-- start DATASET ROWS --

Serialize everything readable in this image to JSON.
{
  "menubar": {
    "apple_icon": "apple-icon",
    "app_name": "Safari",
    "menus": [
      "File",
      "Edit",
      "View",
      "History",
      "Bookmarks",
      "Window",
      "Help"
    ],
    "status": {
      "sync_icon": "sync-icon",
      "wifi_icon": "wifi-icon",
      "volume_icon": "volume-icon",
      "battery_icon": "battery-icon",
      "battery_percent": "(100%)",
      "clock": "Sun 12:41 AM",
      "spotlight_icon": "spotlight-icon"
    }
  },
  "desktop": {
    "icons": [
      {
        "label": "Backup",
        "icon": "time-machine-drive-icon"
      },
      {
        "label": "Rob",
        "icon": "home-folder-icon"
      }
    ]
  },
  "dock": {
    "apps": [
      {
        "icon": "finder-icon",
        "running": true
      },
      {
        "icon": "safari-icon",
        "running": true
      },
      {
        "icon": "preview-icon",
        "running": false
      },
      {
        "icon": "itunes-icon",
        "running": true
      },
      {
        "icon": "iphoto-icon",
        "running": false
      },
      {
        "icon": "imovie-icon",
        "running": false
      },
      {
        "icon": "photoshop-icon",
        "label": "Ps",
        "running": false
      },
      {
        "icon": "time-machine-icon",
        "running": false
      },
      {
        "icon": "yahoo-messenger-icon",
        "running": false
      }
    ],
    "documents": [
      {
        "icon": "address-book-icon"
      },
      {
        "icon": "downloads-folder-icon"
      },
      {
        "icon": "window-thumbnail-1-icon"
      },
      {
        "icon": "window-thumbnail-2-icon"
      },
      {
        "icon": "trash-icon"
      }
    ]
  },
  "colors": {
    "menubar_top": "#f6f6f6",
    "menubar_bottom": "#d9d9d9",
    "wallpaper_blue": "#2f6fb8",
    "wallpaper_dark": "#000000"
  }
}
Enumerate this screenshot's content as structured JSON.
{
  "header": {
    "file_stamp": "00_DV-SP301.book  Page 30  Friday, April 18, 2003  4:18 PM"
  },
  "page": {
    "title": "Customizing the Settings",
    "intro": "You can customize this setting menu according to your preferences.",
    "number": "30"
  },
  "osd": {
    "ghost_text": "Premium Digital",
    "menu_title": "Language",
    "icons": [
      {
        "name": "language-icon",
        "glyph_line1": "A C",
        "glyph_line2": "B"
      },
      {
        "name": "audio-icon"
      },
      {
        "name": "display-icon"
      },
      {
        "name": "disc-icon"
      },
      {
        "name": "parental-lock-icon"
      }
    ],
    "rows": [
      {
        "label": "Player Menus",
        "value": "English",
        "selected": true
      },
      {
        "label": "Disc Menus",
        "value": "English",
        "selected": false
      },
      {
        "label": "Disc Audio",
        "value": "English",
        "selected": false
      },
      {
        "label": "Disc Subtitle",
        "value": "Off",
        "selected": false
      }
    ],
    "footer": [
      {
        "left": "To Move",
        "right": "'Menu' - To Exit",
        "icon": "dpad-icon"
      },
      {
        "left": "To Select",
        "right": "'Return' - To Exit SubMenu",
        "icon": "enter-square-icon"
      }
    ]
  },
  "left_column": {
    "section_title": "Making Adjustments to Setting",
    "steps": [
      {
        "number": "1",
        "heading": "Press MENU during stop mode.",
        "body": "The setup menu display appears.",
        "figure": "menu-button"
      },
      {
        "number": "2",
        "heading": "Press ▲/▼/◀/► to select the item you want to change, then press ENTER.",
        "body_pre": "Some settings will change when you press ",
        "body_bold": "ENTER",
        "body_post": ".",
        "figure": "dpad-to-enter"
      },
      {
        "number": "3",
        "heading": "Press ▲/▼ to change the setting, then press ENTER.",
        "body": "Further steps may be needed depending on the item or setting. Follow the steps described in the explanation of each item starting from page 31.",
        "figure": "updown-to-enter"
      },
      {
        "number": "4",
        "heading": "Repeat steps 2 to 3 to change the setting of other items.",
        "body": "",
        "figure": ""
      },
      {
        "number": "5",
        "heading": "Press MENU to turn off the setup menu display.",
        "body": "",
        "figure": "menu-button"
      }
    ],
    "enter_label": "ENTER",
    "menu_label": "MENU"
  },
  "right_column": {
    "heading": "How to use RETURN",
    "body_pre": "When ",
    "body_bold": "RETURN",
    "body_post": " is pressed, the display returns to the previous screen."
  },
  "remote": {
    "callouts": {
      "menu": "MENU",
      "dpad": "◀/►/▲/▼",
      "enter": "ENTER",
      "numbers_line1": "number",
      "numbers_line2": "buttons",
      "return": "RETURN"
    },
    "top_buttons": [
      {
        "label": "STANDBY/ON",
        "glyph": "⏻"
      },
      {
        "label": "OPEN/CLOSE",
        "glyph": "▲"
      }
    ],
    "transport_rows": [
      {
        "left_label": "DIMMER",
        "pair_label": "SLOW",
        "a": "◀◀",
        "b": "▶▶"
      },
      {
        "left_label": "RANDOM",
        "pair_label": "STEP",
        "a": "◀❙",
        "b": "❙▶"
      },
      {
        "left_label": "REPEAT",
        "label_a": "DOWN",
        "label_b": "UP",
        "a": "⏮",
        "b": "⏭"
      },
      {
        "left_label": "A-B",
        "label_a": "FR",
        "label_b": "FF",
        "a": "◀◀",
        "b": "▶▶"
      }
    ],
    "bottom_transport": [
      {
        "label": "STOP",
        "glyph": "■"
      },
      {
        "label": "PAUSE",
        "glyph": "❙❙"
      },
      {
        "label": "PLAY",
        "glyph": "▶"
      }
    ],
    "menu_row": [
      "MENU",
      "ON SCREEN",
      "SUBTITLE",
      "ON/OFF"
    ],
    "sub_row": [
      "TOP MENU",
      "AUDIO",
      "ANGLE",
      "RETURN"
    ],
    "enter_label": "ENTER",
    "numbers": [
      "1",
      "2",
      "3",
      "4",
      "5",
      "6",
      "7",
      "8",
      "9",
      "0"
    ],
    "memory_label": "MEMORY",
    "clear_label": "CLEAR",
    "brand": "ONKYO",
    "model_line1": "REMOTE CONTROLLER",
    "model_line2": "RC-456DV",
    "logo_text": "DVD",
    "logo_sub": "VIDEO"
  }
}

-- end DATASET ROWS --

> [WHAT IS BEING ASKED]:
How many lines of the data hold the string "this"? Reply with the number alone.

> [EXERCISE RESULT]:
3